**Request 1:**
Answer these questions using the case summary below:
(a) On what date did the applicant's wife serve her notice to quit?
(b) To which court did the Council apply for possession of the flat?
(c) Which judge granted the Council's application for possession?
**Request 2:**
Can you rewrite the paragraph of the case summary below that begins "Following the serving of the notice to quit" more briefly, keeping its main facts?
**Request 3:**
Resume the case summary below, picking up right after its final sentence.

The facts of the case as submitted by the applicant may be
summarised as follows.
In 1986 the applicant and his wife became secure joint tenants
of a flat belonging to the Crawley Council. In August 1991 the
applicant and his wife started divorce proceedings. The applicant's
wife with their child left the flat. She applied to the Crawley
Council for assistance or accommodation as a homeless person. Since
her interest in the flat disqualified her from being homeless, the
Council advised her that she could terminate the tenancy by serving on
them a notice of her intention to quit. On 6 April 1992 she did so,
on a form provided by the Council, without informing the applicant.
Following the serving of the notice to quit, the Council applied
to the Horsham County Court and sought the possession of the flat as
under the relevant law the notice had effectively terminated the joint
tenancy. The applicant refused to leave. He resisted the application
asserting inter alia that because the Crawley Council had been aware
that his wife had left and because they had accepted payments in
respect of rent from the applicant only, he had become the sole tenant.
He also submitted that the Council had acted in bad faith as they had
assisted and even encouraged his wife to terminate the joint tenancy.
On 8 February 1993 Judge Hammerton, sitting at the Brighton
County Court, granted Crawley Council's application for possession.
He found, inter alia, that
"there is ... nothing in itself that is either improper,
unlawful or unfair, in a Local Authority assisting a tenant (one
of joint tenants) in terminating a tenancy so that that person
who might be entitled to other accommodation is able to obtain
it".
The Judge further noted that replacement housing accommodation
had been obtained for the applicant and that the Council had acted
responsibly and properly.

**Record extracts:**
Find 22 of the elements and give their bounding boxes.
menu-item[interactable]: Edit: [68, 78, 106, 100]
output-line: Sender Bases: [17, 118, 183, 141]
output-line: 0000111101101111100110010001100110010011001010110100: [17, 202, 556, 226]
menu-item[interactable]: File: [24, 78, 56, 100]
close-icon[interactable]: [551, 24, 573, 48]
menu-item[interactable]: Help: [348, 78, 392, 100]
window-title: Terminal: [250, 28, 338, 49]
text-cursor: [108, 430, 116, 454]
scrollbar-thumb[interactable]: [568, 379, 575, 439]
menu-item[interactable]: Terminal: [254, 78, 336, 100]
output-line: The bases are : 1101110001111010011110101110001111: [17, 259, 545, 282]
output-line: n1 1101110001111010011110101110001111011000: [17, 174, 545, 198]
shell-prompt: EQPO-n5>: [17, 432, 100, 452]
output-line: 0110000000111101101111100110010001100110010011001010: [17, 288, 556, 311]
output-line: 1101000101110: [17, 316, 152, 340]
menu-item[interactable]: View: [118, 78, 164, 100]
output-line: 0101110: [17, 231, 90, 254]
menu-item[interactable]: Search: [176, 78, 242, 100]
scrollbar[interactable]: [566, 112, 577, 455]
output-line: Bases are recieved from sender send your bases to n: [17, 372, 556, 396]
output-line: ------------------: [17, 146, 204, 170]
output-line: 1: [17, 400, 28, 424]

**Expected answer 1:**
(a) 6 April 1992
(b) The Horsham County Court
(c) Judge Hammerton

**Expected answer 2:**
After the notice to quit, which under the relevant law had ended the joint tenancy, the Council sought possession of the flat at the Horsham County Court. The applicant refused to leave. He argued that he had become the sole tenant because the Council knew his wife had left and had accepted rent from him alone. He also claimed that the Council had acted in bad faith by helping and even encouraging his wife to end the joint tenancy.

**Expected answer 3:**
On 8 February 1995 the Court of Appeal dismissed the applicant's
ensuing appeal and refused his application for leave to appeal to the
House of Lords. The Court dismissed the applicant's argument that
Crawley Council, having allegedly instigated and assisted his wife to
serve a notice to quit, was not entitled to rely on their own wrong and
seek possession of the flat. In this respect the judgment referred to
a quotation from a judgment in a similar case, where it had been said:
"Some argument was advanced to us on the consequences for
couples living together in local authority housing ... We were
told that when one partner, frequently the wife and often with
young children, chooses or is compelled to leave a house or flat
provided by the local authority, it is the practice of at least
some local authorities to require the partner who has left the
accommodation to give notice terminating the jointly held
tenancy as a prelude to rehousing her. Thus, it was said, the
man sometimes finds himself, without any fault on his
part,losing his home as well as his wife and his children. He
may well not have a priority need for rehousing. Against this
it was argued that, with limited housing facilities available to
local authorities, it is undesirable that the man should
continue indefinitely to occupy accommodation in excess of his
reasonable requirements. Arguments such as these can have no
place in the present case. The point at issue applies to all
periodic tenancies, to joint lessors as well as joint lessees,
and to all types of property: agricultural and business property
as much as residential property. Considerations peculiar to
tenants of local authority housing really cannot carry weight in
the circumstances."
The applicant was subsequently refused legal aid to apply to the
House of Lords for leave to appeal.
On 21 February 1996 the applicant was informed by the bailiff
that he would be evicted from his flat on 14 March 1996. The applicant
has not substantiated any further development.
COMPLAINTS
The applicant submits that the legislation in the United Kingdom
which provides for the termination of a joint tenancy by a unilateral
notice on the part of one of the joint tenants operates in a manner
incompatible with the rights of the other co-tenant. Thus, it has
become the practice of the local housing authorities to require a co-
tenant who seeks rehousing upon breakdown of a marriage or of a
relationship to serve a notice to quit thus terminating the joint
tenancy. The applicant claims that this policy aimed at evading the
guarantees of a secure tenancy, which could be terminated by the
landlord on limited grounds only. In his case the local authority was
responsible for the loss of his home, his eviction being imminent.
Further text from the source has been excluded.